What needs to be done:
Please set down, word for word, everything in the listing below from its first line down to the line containing "chart-title: 青松建化(日线.前复权): [3, 20, 125, 38]", with both of those lines included.

Data rows:
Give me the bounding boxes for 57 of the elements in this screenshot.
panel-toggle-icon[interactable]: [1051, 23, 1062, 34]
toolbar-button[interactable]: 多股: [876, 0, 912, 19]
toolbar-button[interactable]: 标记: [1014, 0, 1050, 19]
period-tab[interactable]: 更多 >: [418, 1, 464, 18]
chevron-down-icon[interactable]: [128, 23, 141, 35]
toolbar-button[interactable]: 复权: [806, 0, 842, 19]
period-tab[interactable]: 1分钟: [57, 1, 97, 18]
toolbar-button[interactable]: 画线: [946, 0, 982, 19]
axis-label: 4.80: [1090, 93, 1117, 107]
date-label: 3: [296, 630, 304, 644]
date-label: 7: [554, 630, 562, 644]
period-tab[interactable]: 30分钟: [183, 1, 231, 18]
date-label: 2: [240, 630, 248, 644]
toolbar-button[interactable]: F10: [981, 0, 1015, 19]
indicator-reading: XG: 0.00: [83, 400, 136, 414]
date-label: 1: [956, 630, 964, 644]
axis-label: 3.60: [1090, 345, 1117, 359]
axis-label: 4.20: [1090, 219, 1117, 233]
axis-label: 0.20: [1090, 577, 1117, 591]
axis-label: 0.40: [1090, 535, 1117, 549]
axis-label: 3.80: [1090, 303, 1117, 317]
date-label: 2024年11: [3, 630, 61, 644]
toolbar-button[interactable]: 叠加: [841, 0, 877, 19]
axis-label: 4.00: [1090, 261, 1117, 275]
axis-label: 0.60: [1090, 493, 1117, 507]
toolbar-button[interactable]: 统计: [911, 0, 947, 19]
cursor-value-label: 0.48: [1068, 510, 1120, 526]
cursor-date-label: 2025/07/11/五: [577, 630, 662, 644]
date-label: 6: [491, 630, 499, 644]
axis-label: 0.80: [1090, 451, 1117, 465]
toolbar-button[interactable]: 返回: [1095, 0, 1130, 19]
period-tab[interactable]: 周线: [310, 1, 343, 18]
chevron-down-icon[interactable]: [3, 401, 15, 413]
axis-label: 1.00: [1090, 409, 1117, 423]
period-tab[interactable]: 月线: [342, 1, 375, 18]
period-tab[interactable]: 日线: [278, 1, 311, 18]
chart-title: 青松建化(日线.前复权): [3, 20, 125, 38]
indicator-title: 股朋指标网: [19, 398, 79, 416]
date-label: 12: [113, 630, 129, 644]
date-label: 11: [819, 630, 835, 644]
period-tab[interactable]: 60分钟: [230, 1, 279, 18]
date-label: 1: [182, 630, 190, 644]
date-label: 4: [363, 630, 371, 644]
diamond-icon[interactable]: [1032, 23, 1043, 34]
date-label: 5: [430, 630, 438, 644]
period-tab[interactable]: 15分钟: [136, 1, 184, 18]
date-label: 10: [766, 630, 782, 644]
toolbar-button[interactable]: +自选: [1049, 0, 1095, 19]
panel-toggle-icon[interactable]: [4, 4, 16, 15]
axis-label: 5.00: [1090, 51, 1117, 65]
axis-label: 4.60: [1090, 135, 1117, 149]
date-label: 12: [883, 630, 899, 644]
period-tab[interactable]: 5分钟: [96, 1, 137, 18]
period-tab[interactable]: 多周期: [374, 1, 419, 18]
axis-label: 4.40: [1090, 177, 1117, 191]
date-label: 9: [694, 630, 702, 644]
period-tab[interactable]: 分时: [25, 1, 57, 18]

Solution to the exercise:
Give me the bounding boxes for 57 of the elements in this screenshot.
panel-toggle-icon[interactable]: [1051, 23, 1062, 34]
toolbar-button[interactable]: 多股: [876, 0, 912, 19]
toolbar-button[interactable]: 标记: [1014, 0, 1050, 19]
period-tab[interactable]: 更多 >: [418, 1, 464, 18]
chevron-down-icon[interactable]: [128, 23, 141, 35]
toolbar-button[interactable]: 复权: [806, 0, 842, 19]
period-tab[interactable]: 1分钟: [57, 1, 97, 18]
toolbar-button[interactable]: 画线: [946, 0, 982, 19]
axis-label: 4.80: [1090, 93, 1117, 107]
date-label: 3: [296, 630, 304, 644]
date-label: 7: [554, 630, 562, 644]
period-tab[interactable]: 30分钟: [183, 1, 231, 18]
date-label: 2: [240, 630, 248, 644]
toolbar-button[interactable]: F10: [981, 0, 1015, 19]
indicator-reading: XG: 0.00: [83, 400, 136, 414]
date-label: 1: [956, 630, 964, 644]
axis-label: 3.60: [1090, 345, 1117, 359]
axis-label: 4.20: [1090, 219, 1117, 233]
axis-label: 0.20: [1090, 577, 1117, 591]
axis-label: 0.40: [1090, 535, 1117, 549]
axis-label: 3.80: [1090, 303, 1117, 317]
date-label: 2024年11: [3, 630, 61, 644]
toolbar-button[interactable]: 叠加: [841, 0, 877, 19]
axis-label: 4.00: [1090, 261, 1117, 275]
axis-label: 0.60: [1090, 493, 1117, 507]
toolbar-button[interactable]: 统计: [911, 0, 947, 19]
cursor-value-label: 0.48: [1068, 510, 1120, 526]
cursor-date-label: 2025/07/11/五: [577, 630, 662, 644]
date-label: 6: [491, 630, 499, 644]
axis-label: 0.80: [1090, 451, 1117, 465]
toolbar-button[interactable]: 返回: [1095, 0, 1130, 19]
period-tab[interactable]: 周线: [310, 1, 343, 18]
chevron-down-icon[interactable]: [3, 401, 15, 413]
axis-label: 1.00: [1090, 409, 1117, 423]
period-tab[interactable]: 月线: [342, 1, 375, 18]
period-tab[interactable]: 日线: [278, 1, 311, 18]
chart-title: 青松建化(日线.前复权): [3, 20, 125, 38]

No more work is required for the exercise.